:: INFORMATION SHOWN
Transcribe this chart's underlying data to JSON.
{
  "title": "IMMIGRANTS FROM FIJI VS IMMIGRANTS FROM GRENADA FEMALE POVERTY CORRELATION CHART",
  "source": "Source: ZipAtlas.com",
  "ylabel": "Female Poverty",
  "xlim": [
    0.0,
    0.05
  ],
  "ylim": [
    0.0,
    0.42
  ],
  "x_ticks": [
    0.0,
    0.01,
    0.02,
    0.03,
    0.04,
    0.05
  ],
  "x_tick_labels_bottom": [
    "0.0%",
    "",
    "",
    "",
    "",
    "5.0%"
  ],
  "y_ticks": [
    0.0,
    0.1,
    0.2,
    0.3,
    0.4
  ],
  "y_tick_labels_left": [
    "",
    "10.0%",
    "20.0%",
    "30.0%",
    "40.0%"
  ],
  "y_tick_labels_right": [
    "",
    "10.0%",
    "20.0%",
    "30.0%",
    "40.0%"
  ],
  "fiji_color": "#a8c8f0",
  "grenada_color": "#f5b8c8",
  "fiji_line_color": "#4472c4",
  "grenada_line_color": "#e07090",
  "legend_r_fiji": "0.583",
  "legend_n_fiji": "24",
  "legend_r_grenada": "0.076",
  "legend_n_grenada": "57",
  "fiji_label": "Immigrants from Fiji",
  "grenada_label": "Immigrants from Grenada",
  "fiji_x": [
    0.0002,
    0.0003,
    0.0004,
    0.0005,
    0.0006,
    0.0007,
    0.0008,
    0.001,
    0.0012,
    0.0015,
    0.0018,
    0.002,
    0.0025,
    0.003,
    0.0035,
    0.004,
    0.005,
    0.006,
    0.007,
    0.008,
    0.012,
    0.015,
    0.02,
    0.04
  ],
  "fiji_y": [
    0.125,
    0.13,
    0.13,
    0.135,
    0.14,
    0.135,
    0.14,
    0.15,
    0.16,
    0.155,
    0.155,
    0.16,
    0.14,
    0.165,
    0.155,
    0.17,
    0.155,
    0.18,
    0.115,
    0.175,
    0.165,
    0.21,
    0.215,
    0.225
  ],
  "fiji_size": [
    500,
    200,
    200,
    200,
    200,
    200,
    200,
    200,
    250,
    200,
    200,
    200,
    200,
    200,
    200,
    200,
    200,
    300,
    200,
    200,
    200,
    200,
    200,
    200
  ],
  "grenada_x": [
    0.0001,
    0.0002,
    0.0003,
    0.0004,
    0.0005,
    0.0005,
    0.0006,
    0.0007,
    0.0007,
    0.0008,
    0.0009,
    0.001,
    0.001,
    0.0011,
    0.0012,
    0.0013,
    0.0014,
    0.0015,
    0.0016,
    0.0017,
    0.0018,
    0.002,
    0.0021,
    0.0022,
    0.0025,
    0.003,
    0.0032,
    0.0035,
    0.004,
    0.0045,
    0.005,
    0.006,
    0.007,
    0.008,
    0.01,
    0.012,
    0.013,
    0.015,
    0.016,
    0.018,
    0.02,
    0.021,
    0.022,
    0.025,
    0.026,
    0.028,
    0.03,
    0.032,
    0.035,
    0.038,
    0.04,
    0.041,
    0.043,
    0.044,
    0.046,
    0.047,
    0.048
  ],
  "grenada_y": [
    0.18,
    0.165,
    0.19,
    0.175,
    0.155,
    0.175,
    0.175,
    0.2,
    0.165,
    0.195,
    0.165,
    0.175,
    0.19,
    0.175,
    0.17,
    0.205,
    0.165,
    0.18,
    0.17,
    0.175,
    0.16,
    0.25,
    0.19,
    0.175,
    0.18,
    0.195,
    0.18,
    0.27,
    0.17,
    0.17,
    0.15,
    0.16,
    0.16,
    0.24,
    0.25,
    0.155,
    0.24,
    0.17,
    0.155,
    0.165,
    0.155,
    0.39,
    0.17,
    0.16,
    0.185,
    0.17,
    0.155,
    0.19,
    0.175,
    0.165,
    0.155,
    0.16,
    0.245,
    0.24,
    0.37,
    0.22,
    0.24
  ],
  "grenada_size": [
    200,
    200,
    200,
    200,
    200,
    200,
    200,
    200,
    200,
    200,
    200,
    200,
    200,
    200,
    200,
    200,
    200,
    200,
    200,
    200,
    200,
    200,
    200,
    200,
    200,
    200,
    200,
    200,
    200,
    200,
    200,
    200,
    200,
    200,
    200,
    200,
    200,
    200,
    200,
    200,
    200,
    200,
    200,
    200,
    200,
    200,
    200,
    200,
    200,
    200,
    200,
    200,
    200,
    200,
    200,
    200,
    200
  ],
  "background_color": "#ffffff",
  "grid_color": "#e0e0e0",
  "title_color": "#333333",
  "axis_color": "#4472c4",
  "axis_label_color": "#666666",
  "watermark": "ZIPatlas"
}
::::
◆ WHAT IS NEEDED ◆
Every record above should be copied exactly.

◆ RESULT ◆
Transcribe this chart's underlying data to JSON.
{
  "title": "IMMIGRANTS FROM FIJI VS IMMIGRANTS FROM GRENADA FEMALE POVERTY CORRELATION CHART",
  "source": "Source: ZipAtlas.com",
  "ylabel": "Female Poverty",
  "xlim": [
    0.0,
    0.05
  ],
  "ylim": [
    0.0,
    0.42
  ],
  "x_ticks": [
    0.0,
    0.01,
    0.02,
    0.03,
    0.04,
    0.05
  ],
  "x_tick_labels_bottom": [
    "0.0%",
    "",
    "",
    "",
    "",
    "5.0%"
  ],
  "y_ticks": [
    0.0,
    0.1,
    0.2,
    0.3,
    0.4
  ],
  "y_tick_labels_left": [
    "",
    "10.0%",
    "20.0%",
    "30.0%",
    "40.0%"
  ],
  "y_tick_labels_right": [
    "",
    "10.0%",
    "20.0%",
    "30.0%",
    "40.0%"
  ],
  "fiji_color": "#a8c8f0",
  "grenada_color": "#f5b8c8",
  "fiji_line_color": "#4472c4",
  "grenada_line_color": "#e07090",
  "legend_r_fiji": "0.583",
  "legend_n_fiji": "24",
  "legend_r_grenada": "0.076",
  "legend_n_grenada": "57",
  "fiji_label": "Immigrants from Fiji",
  "grenada_label": "Immigrants from Grenada",
  "fiji_x": [
    0.0002,
    0.0003,
    0.0004,
    0.0005,
    0.0006,
    0.0007,
    0.0008,
    0.001,
    0.0012,
    0.0015,
    0.0018,
    0.002,
    0.0025,
    0.003,
    0.0035,
    0.004,
    0.005,
    0.006,
    0.007,
    0.008,
    0.012,
    0.015,
    0.02,
    0.04
  ],
  "fiji_y": [
    0.125,
    0.13,
    0.13,
    0.135,
    0.14,
    0.135,
    0.14,
    0.15,
    0.16,
    0.155,
    0.155,
    0.16,
    0.14,
    0.165,
    0.155,
    0.17,
    0.155,
    0.18,
    0.115,
    0.175,
    0.165,
    0.21,
    0.215,
    0.225
  ],
  "fiji_size": [
    500,
    200,
    200,
    200,
    200,
    200,
    200,
    200,
    250,
    200,
    200,
    200,
    200,
    200,
    200,
    200,
    200,
    300,
    200,
    200,
    200,
    200,
    200,
    200
  ],
  "grenada_x": [
    0.0001,
    0.0002,
    0.0003,
    0.0004,
    0.0005,
    0.0005,
    0.0006,
    0.0007,
    0.0007,
    0.0008,
    0.0009,
    0.001,
    0.001,
    0.0011,
    0.0012,
    0.0013,
    0.0014,
    0.0015,
    0.0016,
    0.0017,
    0.0018,
    0.002,
    0.0021,
    0.0022,
    0.0025,
    0.003,
    0.0032,
    0.0035,
    0.004,
    0.0045,
    0.005,
    0.006,
    0.007,
    0.008,
    0.01,
    0.012,
    0.013,
    0.015,
    0.016,
    0.018,
    0.02,
    0.021,
    0.022,
    0.025,
    0.026,
    0.028,
    0.03,
    0.032,
    0.035,
    0.038,
    0.04,
    0.041,
    0.043,
    0.044,
    0.046,
    0.047,
    0.048
  ],
  "grenada_y": [
    0.18,
    0.165,
    0.19,
    0.175,
    0.155,
    0.175,
    0.175,
    0.2,
    0.165,
    0.195,
    0.165,
    0.175,
    0.19,
    0.175,
    0.17,
    0.205,
    0.165,
    0.18,
    0.17,
    0.175,
    0.16,
    0.25,
    0.19,
    0.175,
    0.18,
    0.195,
    0.18,
    0.27,
    0.17,
    0.17,
    0.15,
    0.16,
    0.16,
    0.24,
    0.25,
    0.155,
    0.24,
    0.17,
    0.155,
    0.165,
    0.155,
    0.39,
    0.17,
    0.16,
    0.185,
    0.17,
    0.155,
    0.19,
    0.175,
    0.165,
    0.155,
    0.16,
    0.245,
    0.24,
    0.37,
    0.22,
    0.24
  ],
  "grenada_size": [
    200,
    200,
    200,
    200,
    200,
    200,
    200,
    200,
    200,
    200,
    200,
    200,
    200,
    200,
    200,
    200,
    200,
    200,
    200,
    200,
    200,
    200,
    200,
    200,
    200,
    200,
    200,
    200,
    200,
    200,
    200,
    200,
    200,
    200,
    200,
    200,
    200,
    200,
    200,
    200,
    200,
    200,
    200,
    200,
    200,
    200,
    200,
    200,
    200,
    200,
    200,
    200,
    200,
    200,
    200,
    200,
    200
  ],
  "background_color": "#ffffff",
  "grid_color": "#e0e0e0",
  "title_color": "#333333",
  "axis_color": "#4472c4",
  "axis_label_color": "#666666",
  "watermark": "ZIPatlas"
}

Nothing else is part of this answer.